• **Task goal**: Without the pictures, can you quote each line below exactly?

• **Material**:
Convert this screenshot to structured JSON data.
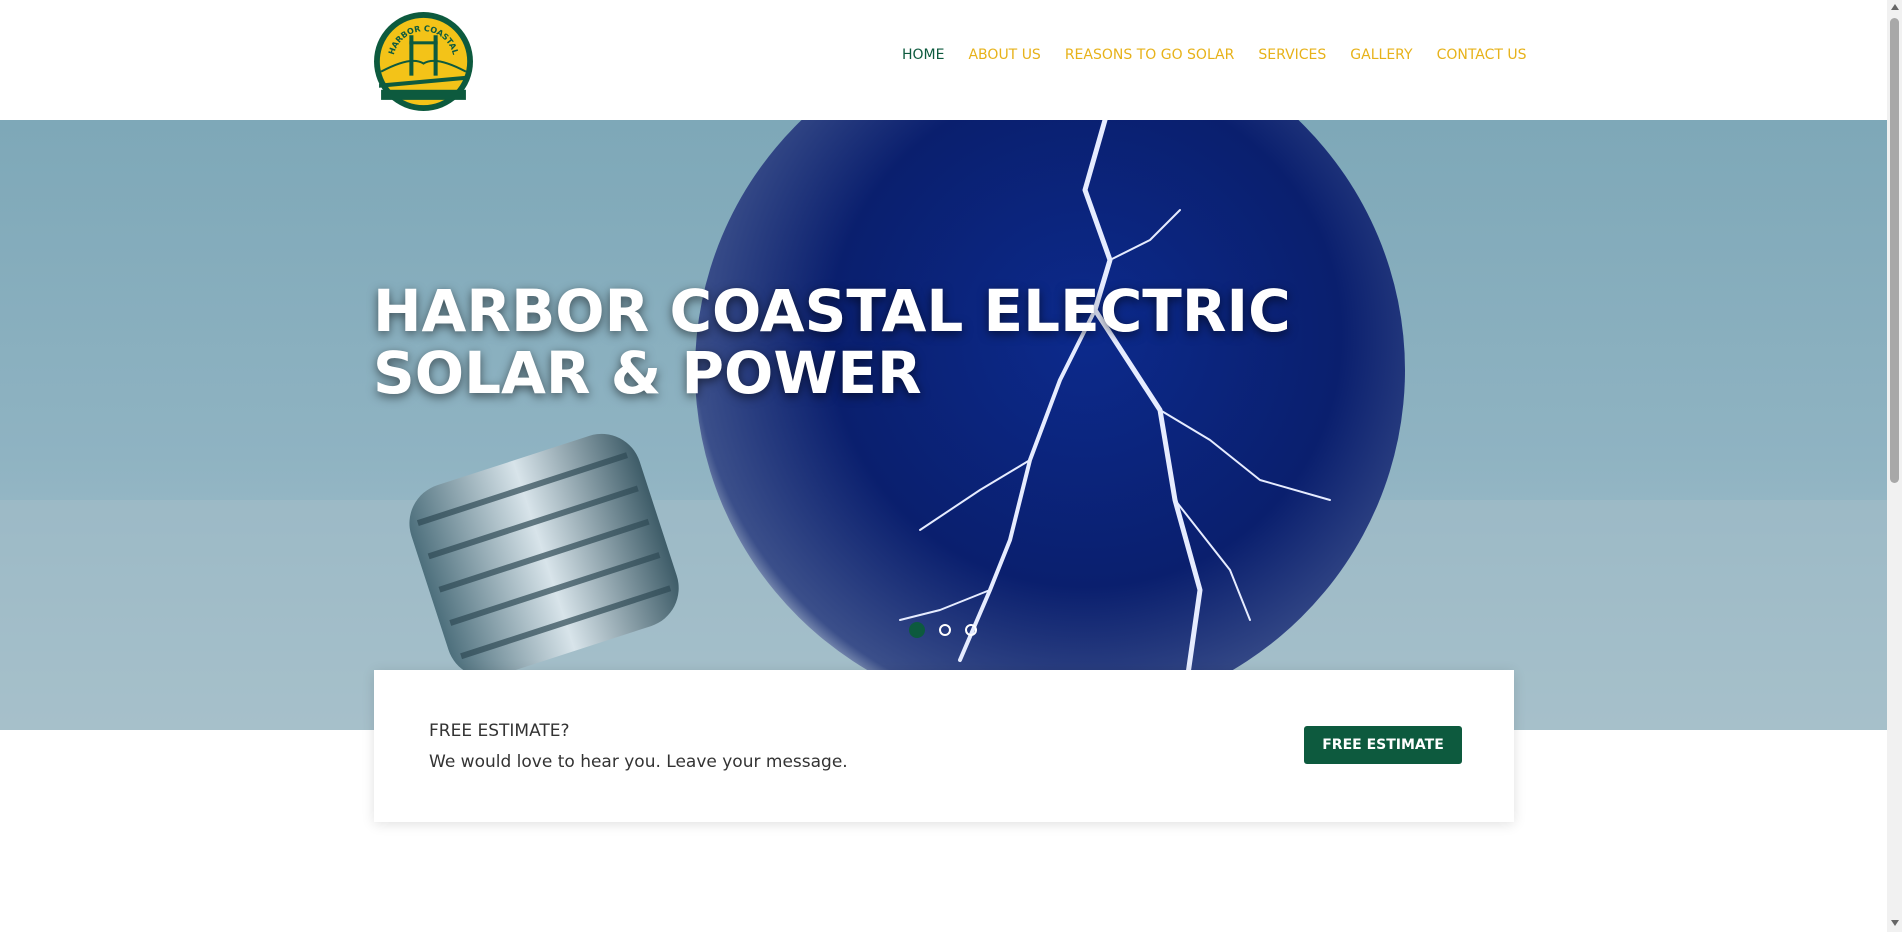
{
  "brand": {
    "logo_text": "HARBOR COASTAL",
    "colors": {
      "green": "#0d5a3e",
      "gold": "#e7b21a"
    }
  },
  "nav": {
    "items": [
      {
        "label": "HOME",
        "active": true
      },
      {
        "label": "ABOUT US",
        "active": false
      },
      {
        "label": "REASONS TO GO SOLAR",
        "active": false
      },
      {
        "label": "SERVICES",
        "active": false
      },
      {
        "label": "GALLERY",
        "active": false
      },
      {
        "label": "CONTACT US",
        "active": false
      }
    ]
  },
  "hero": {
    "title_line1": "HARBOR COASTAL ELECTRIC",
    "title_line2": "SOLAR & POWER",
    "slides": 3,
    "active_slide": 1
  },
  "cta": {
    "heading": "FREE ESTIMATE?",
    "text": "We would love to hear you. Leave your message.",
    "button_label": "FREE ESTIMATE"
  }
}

• **Output of the exercise**:
Convert this screenshot to structured JSON data.
{
  "brand": {
    "logo_text": "HARBOR COASTAL",
    "colors": {
      "green": "#0d5a3e",
      "gold": "#e7b21a"
    }
  },
  "nav": {
    "items": [
      {
        "label": "HOME",
        "active": true
      },
      {
        "label": "ABOUT US",
        "active": false
      },
      {
        "label": "REASONS TO GO SOLAR",
        "active": false
      },
      {
        "label": "SERVICES",
        "active": false
      },
      {
        "label": "GALLERY",
        "active": false
      },
      {
        "label": "CONTACT US",
        "active": false
      }
    ]
  },
  "hero": {
    "title_line1": "HARBOR COASTAL ELECTRIC",
    "title_line2": "SOLAR & POWER",
    "slides": 3,
    "active_slide": 1
  },
  "cta": {
    "heading": "FREE ESTIMATE?",
    "text": "We would love to hear you. Leave your message.",
    "button_label": "FREE ESTIMATE"
  }
}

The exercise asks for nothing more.